(Collected data entries)
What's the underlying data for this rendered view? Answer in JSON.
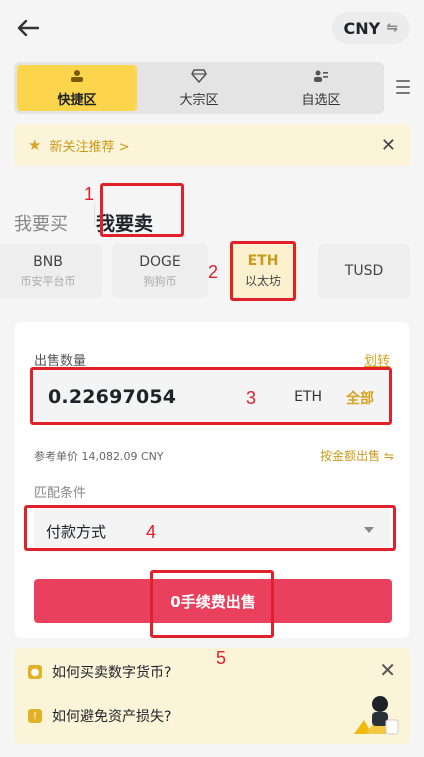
{
  "header": {
    "currency": "CNY",
    "currency_swap_icon": "swap-arrows-icon"
  },
  "zones": [
    {
      "label": "快捷区",
      "icon": "user-group-icon",
      "active": true
    },
    {
      "label": "大宗区",
      "icon": "diamond-icon",
      "active": false
    },
    {
      "label": "自选区",
      "icon": "user-card-icon",
      "active": false
    }
  ],
  "notice": {
    "text": "新关注推荐 >",
    "close": "✕"
  },
  "trade_tabs": {
    "buy": "我要买",
    "sell": "我要卖",
    "active": "sell"
  },
  "coins": [
    {
      "symbol": "BNB",
      "name": "币安平台币"
    },
    {
      "symbol": "DOGE",
      "name": "狗狗币"
    },
    {
      "symbol": "ETH",
      "name": "以太坊",
      "active": true
    },
    {
      "symbol": "TUSD",
      "name": ""
    }
  ],
  "sell_form": {
    "quantity_label": "出售数量",
    "transfer_link": "划转",
    "amount_value": "0.22697054",
    "amount_unit": "ETH",
    "all_button": "全部",
    "ref_price": "参考单价 14,082.09 CNY",
    "by_total": "按金额出售 ⇋",
    "match_label": "匹配条件",
    "payment_method": "付款方式",
    "sell_button": "0手续费出售"
  },
  "help": {
    "items": [
      "如何买卖数字货币?",
      "如何避免资产损失?"
    ],
    "close": "✕"
  },
  "annotations": [
    "1",
    "2",
    "3",
    "4",
    "5"
  ],
  "colors": {
    "accent_yellow": "#fcd54d",
    "sell_red": "#e9405e",
    "annotation_red": "#e0202a"
  }
}
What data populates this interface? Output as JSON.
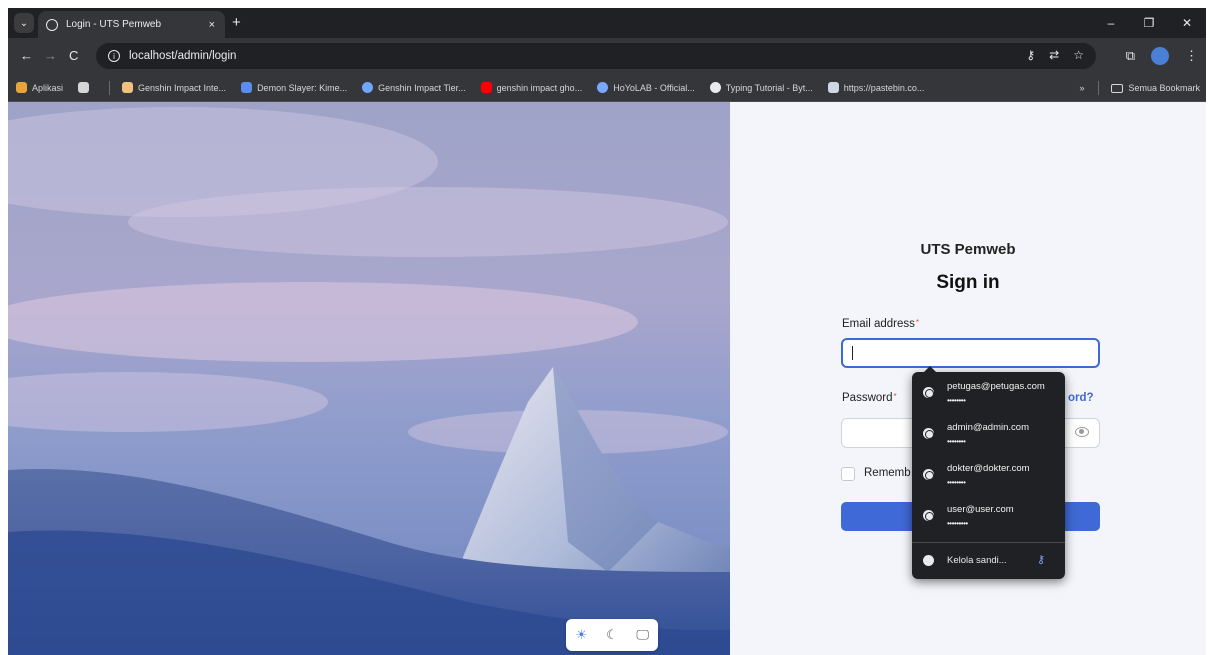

Given exercise -> Copy out each line word for word, please, skipping the images.

Exercise output ->
What's the underlying data for this rendered view? Answer in JSON.
{
  "header": {
    "currency": "CNY",
    "currency_swap_icon": "swap-arrows-icon"
  },
  "zones": [
    {
      "label": "快捷区",
      "icon": "user-group-icon",
      "active": true
    },
    {
      "label": "大宗区",
      "icon": "diamond-icon",
      "active": false
    },
    {
      "label": "自选区",
      "icon": "user-card-icon",
      "active": false
    }
  ],
  "notice": {
    "text": "新关注推荐 >",
    "close": "✕"
  },
  "trade_tabs": {
    "buy": "我要买",
    "sell": "我要卖",
    "active": "sell"
  },
  "coins": [
    {
      "symbol": "BNB",
      "name": "币安平台币"
    },
    {
      "symbol": "DOGE",
      "name": "狗狗币"
    },
    {
      "symbol": "ETH",
      "name": "以太坊",
      "active": true
    },
    {
      "symbol": "TUSD",
      "name": ""
    }
  ],
  "sell_form": {
    "quantity_label": "出售数量",
    "transfer_link": "划转",
    "amount_value": "0.22697054",
    "amount_unit": "ETH",
    "all_button": "全部",
    "ref_price": "参考单价 14,082.09 CNY",
    "by_total": "按金额出售 ⇋",
    "match_label": "匹配条件",
    "payment_method": "付款方式",
    "sell_button": "0手续费出售"
  },
  "help": {
    "items": [
      "如何买卖数字货币?",
      "如何避免资产损失?"
    ],
    "close": "✕"
  },
  "annotations": [
    "1",
    "2",
    "3",
    "4",
    "5"
  ],
  "colors": {
    "accent_yellow": "#fcd54d",
    "sell_red": "#e9405e",
    "annotation_red": "#e0202a"
  }
}
What data populates this interface? Output as JSON.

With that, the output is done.